■ Written problem
Sort through the data and copy the lines holding the word "elimination".

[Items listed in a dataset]
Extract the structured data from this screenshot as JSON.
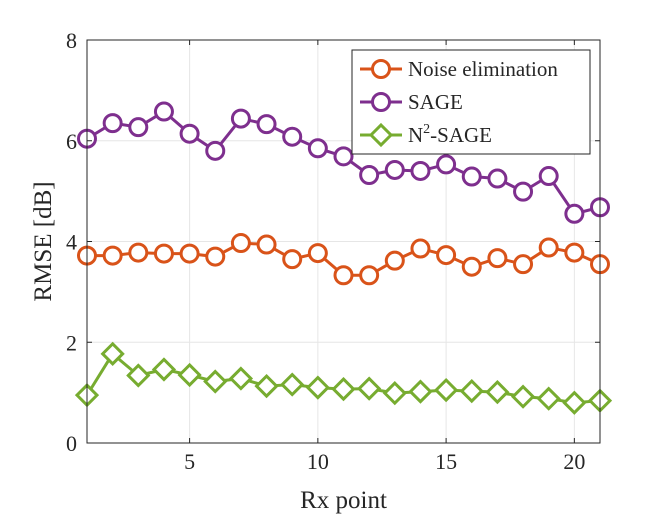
{
  "chart_data": {
    "type": "line",
    "title": "",
    "xlabel": "Rx point",
    "ylabel": "RMSE [dB]",
    "xlim": [
      1,
      21
    ],
    "ylim": [
      0,
      8
    ],
    "xticks": [
      5,
      10,
      15,
      20
    ],
    "yticks": [
      0,
      2,
      4,
      6,
      8
    ],
    "grid": true,
    "legend_position": "top-right",
    "x": [
      1,
      2,
      3,
      4,
      5,
      6,
      7,
      8,
      9,
      10,
      11,
      12,
      13,
      14,
      15,
      16,
      17,
      18,
      19,
      20,
      21
    ],
    "series": [
      {
        "name": "Noise elimination",
        "legend_label_base": "Noise elimination",
        "legend_label_sup": "",
        "legend_label_rest": "",
        "color": "#D95319",
        "marker": "circle",
        "values": [
          3.72,
          3.72,
          3.78,
          3.76,
          3.76,
          3.7,
          3.97,
          3.94,
          3.65,
          3.77,
          3.33,
          3.33,
          3.62,
          3.86,
          3.73,
          3.5,
          3.67,
          3.55,
          3.88,
          3.78,
          3.55
        ]
      },
      {
        "name": "SAGE",
        "legend_label_base": "SAGE",
        "legend_label_sup": "",
        "legend_label_rest": "",
        "color": "#7E2F8E",
        "marker": "circle",
        "values": [
          6.04,
          6.35,
          6.27,
          6.58,
          6.14,
          5.8,
          6.44,
          6.33,
          6.08,
          5.85,
          5.69,
          5.32,
          5.42,
          5.4,
          5.53,
          5.29,
          5.25,
          4.99,
          5.3,
          4.55,
          4.68
        ]
      },
      {
        "name": "N2-SAGE",
        "legend_label_base": "N",
        "legend_label_sup": "2",
        "legend_label_rest": "-SAGE",
        "color": "#77AC30",
        "marker": "diamond",
        "values": [
          0.95,
          1.77,
          1.34,
          1.46,
          1.35,
          1.22,
          1.28,
          1.13,
          1.16,
          1.1,
          1.07,
          1.08,
          0.99,
          1.02,
          1.05,
          1.03,
          1.01,
          0.92,
          0.88,
          0.8,
          0.84
        ]
      }
    ]
  }
}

■ Full output
        "name": "Noise elimination",
        "legend_label_base": "Noise elimination",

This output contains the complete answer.